TASK TO CARRY OUT: Narrow the data below down to the lines containing "have".

AVAILABLE DATA:
+ + + + +

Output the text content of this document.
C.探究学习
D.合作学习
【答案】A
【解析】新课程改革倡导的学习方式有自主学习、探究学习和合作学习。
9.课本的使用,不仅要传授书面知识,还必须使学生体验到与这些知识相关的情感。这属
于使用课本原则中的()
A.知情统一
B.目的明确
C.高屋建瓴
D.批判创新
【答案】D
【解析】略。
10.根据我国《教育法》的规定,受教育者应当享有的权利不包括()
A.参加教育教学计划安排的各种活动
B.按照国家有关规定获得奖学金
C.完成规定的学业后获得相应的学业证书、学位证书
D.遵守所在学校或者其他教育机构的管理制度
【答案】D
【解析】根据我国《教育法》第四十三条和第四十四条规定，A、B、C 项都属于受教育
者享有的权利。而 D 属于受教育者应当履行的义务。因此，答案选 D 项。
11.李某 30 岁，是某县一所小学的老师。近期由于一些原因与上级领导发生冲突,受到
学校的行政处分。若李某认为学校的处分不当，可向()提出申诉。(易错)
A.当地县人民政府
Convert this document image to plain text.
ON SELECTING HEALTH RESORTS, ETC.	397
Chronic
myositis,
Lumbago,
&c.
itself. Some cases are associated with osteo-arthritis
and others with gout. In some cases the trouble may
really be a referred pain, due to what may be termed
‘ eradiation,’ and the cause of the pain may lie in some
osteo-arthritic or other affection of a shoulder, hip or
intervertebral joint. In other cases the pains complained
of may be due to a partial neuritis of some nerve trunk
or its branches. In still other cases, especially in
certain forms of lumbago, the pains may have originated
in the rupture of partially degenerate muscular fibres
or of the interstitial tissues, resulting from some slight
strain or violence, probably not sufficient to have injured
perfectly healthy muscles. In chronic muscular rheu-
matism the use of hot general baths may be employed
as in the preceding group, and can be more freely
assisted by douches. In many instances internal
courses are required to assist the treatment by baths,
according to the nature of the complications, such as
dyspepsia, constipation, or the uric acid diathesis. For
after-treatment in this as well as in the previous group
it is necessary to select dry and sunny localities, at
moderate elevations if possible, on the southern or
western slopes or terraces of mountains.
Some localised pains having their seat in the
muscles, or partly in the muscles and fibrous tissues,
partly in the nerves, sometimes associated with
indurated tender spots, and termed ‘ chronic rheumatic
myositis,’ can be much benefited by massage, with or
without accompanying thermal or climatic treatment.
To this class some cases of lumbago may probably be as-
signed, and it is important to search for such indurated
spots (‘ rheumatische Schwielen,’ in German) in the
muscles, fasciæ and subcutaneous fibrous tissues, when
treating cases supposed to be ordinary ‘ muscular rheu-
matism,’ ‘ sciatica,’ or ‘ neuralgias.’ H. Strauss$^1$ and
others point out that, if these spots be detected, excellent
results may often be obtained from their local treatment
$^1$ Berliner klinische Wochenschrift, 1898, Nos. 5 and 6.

+ + + + +

SOLUTION TO THE PROBLEM:
certain forms of lumbago, the pains may have originated
strain or violence, probably not sufficient to have injured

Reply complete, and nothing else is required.